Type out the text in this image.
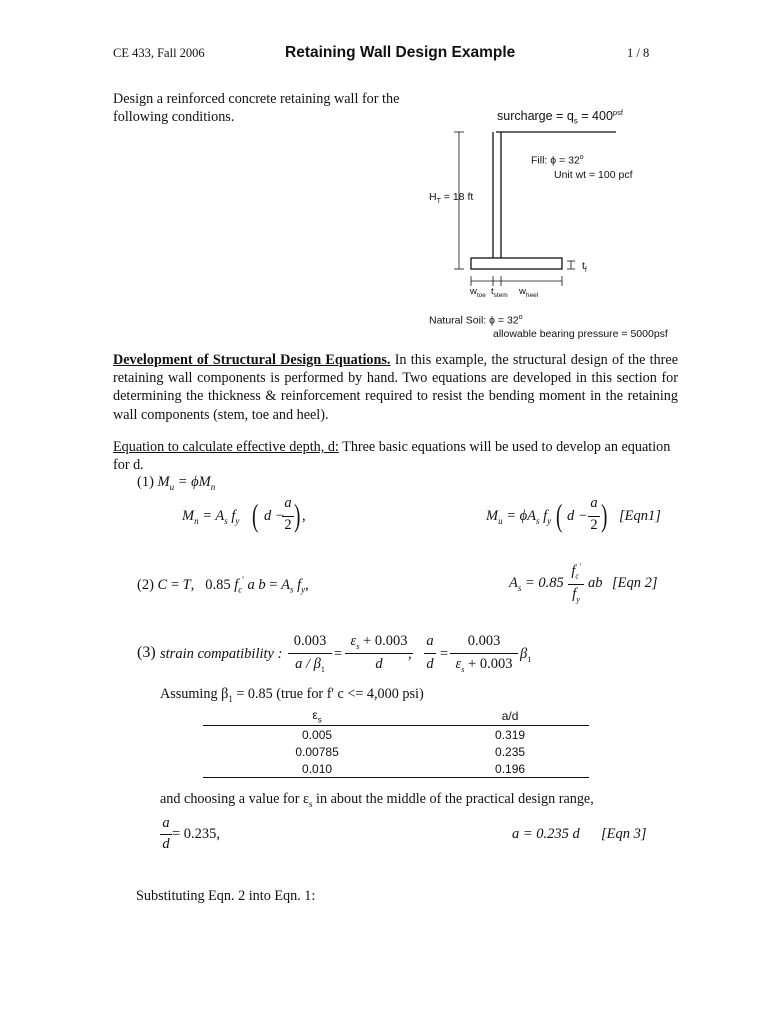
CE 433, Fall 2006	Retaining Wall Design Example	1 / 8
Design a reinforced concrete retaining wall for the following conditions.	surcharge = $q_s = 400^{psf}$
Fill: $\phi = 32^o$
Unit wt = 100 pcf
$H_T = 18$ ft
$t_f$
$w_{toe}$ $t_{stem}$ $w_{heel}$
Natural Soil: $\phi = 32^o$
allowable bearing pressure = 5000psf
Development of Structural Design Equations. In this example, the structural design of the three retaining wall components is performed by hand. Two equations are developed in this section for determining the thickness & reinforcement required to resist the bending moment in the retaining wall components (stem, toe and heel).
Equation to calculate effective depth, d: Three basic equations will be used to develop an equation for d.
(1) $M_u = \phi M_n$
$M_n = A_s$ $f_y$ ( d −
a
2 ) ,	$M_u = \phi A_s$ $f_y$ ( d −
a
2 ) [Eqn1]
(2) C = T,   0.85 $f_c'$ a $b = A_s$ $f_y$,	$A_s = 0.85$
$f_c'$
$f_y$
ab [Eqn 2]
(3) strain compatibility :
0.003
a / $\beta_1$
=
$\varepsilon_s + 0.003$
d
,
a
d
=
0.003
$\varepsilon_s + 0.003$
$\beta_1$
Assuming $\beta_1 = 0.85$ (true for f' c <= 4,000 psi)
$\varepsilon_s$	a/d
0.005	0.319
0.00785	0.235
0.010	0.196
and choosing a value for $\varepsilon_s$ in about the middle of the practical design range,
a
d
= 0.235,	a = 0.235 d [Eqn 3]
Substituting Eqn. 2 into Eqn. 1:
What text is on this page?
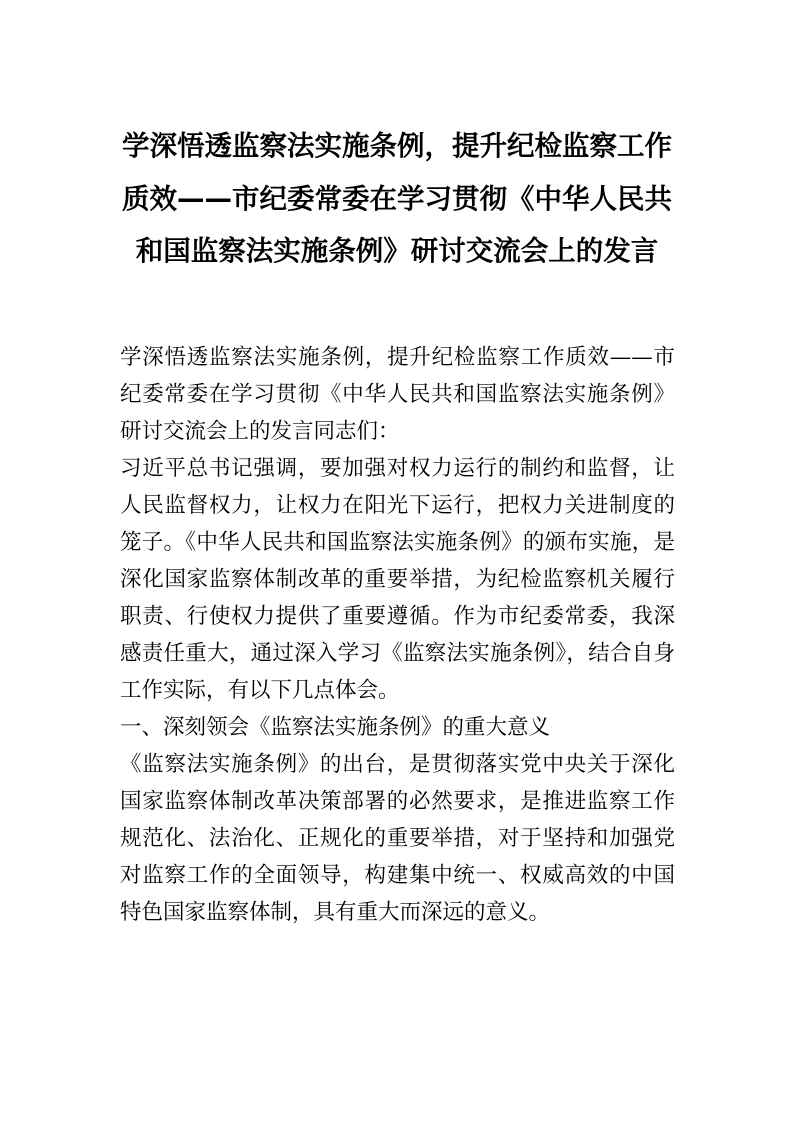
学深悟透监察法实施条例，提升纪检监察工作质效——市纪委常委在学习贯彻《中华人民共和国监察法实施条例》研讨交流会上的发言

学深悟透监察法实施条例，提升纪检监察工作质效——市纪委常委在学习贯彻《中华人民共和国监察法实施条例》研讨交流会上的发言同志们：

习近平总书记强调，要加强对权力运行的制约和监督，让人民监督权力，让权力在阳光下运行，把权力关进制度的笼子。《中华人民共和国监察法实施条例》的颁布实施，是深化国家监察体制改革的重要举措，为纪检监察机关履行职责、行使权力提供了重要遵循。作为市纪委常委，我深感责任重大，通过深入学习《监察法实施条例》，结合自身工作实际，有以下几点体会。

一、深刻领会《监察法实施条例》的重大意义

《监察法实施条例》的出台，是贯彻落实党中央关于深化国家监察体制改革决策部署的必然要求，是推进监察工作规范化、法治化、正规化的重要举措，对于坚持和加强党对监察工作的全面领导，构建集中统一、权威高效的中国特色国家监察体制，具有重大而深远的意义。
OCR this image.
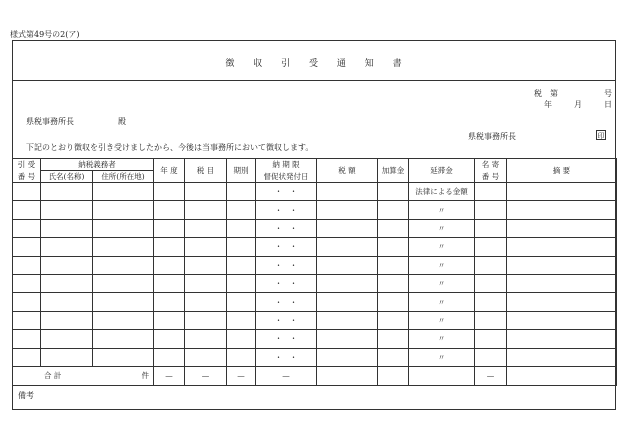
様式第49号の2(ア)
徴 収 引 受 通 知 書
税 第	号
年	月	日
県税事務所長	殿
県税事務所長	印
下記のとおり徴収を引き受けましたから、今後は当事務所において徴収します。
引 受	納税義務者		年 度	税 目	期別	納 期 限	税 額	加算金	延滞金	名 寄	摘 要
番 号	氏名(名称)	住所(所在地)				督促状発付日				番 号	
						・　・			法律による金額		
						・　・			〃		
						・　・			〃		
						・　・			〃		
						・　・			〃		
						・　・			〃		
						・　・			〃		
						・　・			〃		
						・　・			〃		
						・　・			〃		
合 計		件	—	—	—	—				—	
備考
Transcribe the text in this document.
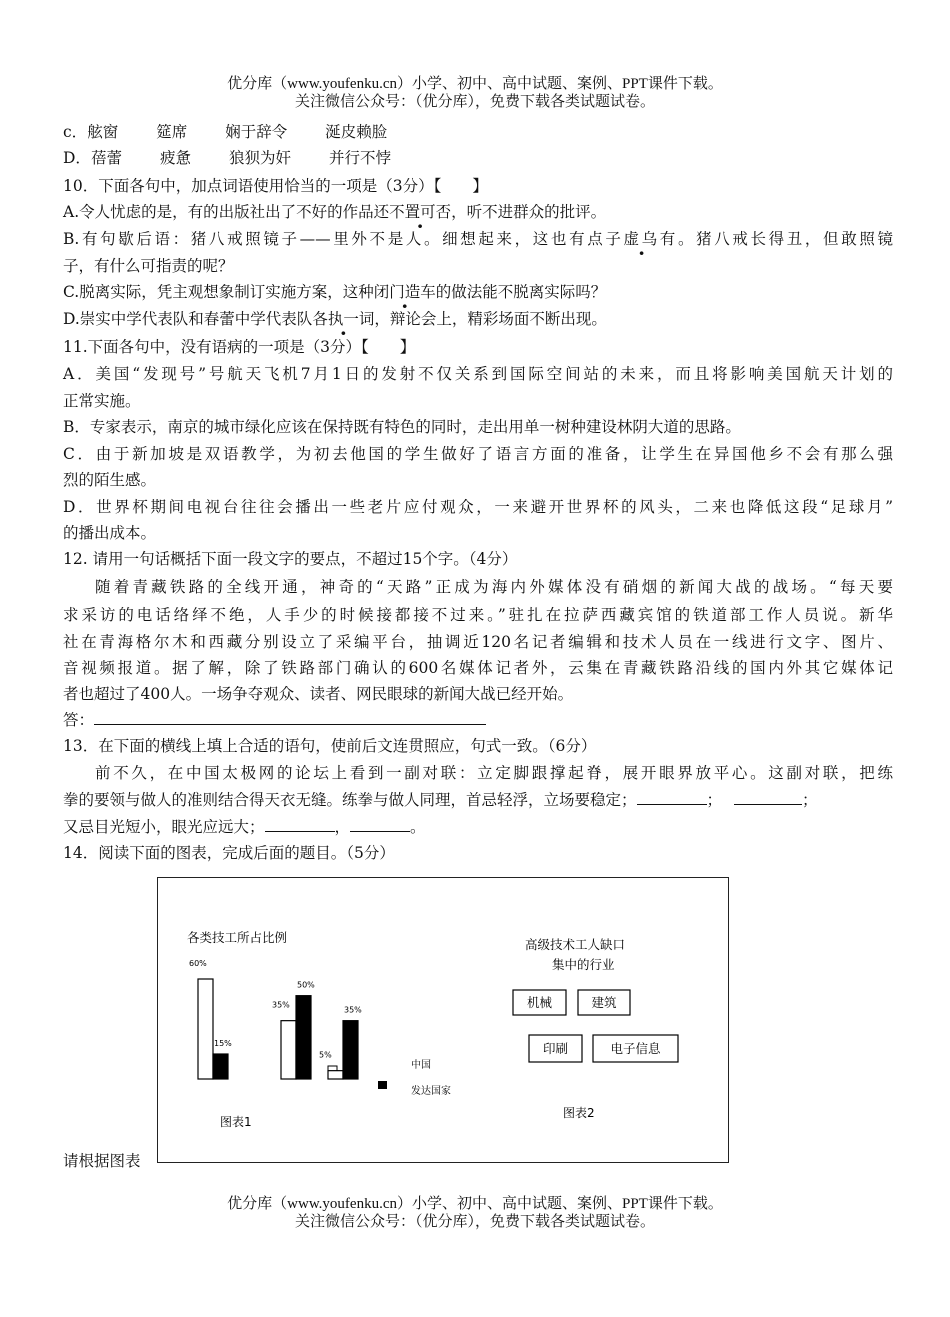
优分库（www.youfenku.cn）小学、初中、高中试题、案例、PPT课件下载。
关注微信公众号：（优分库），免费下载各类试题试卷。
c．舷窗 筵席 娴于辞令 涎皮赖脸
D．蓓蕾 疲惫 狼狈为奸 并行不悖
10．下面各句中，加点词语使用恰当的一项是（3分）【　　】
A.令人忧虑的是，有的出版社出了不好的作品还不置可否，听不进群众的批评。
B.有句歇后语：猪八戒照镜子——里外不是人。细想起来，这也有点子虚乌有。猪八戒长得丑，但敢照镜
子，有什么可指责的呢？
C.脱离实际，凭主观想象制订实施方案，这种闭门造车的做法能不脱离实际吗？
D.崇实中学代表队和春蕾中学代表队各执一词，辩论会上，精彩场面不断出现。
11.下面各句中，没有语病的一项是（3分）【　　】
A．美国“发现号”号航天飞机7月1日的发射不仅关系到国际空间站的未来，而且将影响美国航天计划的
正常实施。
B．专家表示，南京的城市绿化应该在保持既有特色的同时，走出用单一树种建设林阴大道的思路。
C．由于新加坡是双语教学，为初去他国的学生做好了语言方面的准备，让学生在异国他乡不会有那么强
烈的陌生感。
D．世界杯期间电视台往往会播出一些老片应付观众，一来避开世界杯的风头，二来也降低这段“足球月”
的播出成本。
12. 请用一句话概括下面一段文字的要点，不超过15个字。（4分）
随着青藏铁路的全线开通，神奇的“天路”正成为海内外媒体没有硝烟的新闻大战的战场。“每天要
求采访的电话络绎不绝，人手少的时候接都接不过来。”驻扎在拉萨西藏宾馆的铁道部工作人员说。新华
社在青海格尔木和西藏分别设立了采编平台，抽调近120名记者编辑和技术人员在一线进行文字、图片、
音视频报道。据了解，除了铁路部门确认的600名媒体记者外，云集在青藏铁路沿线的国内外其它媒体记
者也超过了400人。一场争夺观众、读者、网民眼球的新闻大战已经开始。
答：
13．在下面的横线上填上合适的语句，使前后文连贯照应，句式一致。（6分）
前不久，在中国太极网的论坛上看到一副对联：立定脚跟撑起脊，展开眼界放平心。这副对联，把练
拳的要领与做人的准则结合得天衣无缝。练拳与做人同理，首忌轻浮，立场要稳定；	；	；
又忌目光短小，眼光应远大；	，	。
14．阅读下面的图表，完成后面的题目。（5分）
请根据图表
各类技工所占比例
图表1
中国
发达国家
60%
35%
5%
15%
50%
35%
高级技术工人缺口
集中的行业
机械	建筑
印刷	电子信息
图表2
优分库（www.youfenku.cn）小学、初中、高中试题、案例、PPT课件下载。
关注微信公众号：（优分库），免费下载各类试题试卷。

○ ○ ○ ○ ○

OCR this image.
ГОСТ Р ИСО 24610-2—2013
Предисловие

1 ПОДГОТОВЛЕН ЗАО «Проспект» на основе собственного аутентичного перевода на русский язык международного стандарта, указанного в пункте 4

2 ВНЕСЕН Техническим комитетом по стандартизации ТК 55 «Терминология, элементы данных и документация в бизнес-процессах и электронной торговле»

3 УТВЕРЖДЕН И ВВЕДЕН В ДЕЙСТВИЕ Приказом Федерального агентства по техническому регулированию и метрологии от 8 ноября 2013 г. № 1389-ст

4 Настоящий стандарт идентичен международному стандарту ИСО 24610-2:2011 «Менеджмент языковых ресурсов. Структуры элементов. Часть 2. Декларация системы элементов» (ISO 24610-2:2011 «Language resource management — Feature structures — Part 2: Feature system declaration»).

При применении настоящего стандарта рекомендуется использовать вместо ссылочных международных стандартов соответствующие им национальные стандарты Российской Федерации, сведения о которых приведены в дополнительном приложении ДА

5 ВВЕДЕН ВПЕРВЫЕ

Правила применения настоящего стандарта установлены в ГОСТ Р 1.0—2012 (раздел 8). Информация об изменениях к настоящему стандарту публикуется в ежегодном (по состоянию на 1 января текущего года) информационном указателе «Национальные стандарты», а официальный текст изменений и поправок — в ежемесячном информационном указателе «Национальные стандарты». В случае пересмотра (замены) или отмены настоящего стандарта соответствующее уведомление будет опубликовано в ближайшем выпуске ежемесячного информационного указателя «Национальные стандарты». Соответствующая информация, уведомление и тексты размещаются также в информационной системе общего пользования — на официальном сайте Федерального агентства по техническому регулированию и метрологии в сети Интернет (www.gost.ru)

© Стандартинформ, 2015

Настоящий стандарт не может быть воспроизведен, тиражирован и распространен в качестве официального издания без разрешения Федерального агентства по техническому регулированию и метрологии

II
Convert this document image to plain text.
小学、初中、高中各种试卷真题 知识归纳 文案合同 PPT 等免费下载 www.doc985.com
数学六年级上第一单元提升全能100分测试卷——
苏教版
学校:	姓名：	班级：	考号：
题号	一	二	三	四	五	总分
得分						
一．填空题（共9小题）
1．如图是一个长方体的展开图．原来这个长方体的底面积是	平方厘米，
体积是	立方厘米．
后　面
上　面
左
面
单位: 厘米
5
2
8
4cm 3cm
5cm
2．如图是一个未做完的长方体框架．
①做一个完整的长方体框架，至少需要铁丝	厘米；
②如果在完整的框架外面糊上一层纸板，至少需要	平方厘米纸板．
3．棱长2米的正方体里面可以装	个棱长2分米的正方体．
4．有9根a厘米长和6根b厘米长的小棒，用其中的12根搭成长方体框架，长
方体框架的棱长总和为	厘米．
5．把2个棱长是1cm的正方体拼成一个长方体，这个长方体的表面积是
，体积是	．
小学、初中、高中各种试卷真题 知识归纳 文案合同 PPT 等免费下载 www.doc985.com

○ ○ ○ ○ ○

**Task instructions:** Find the string "метрологии" in the entries above and return each line that holds it.

**Exercise result:**
3 УТВЕРЖДЕН И ВВЕДЕН В ДЕЙСТВИЕ Приказом Федерального агентства по техническому регулированию и метрологии от 8 ноября 2013 г. № 1389-ст
Правила применения настоящего стандарта установлены в ГОСТ Р 1.0—2012 (раздел 8). Информация об изменениях к настоящему стандарту публикуется в ежегодном (по состоянию на 1 января текущего года) информационном указателе «Национальные стандарты», а официальный текст изменений и поправок — в ежемесячном информационном указателе «Национальные стандарты». В случае пересмотра (замены) или отмены настоящего стандарта соответствующее уведомление будет опубликовано в ближайшем выпуске ежемесячного информационного указателя «Национальные стандарты». Соответствующая информация, уведомление и тексты размещаются также в информационной системе общего пользования — на официальном сайте Федерального агентства по техническому регулированию и метрологии в сети Интернет (www.gost.ru)
Настоящий стандарт не может быть воспроизведен, тиражирован и распространен в качестве официального издания без разрешения Федерального агентства по техническому регулированию и метрологии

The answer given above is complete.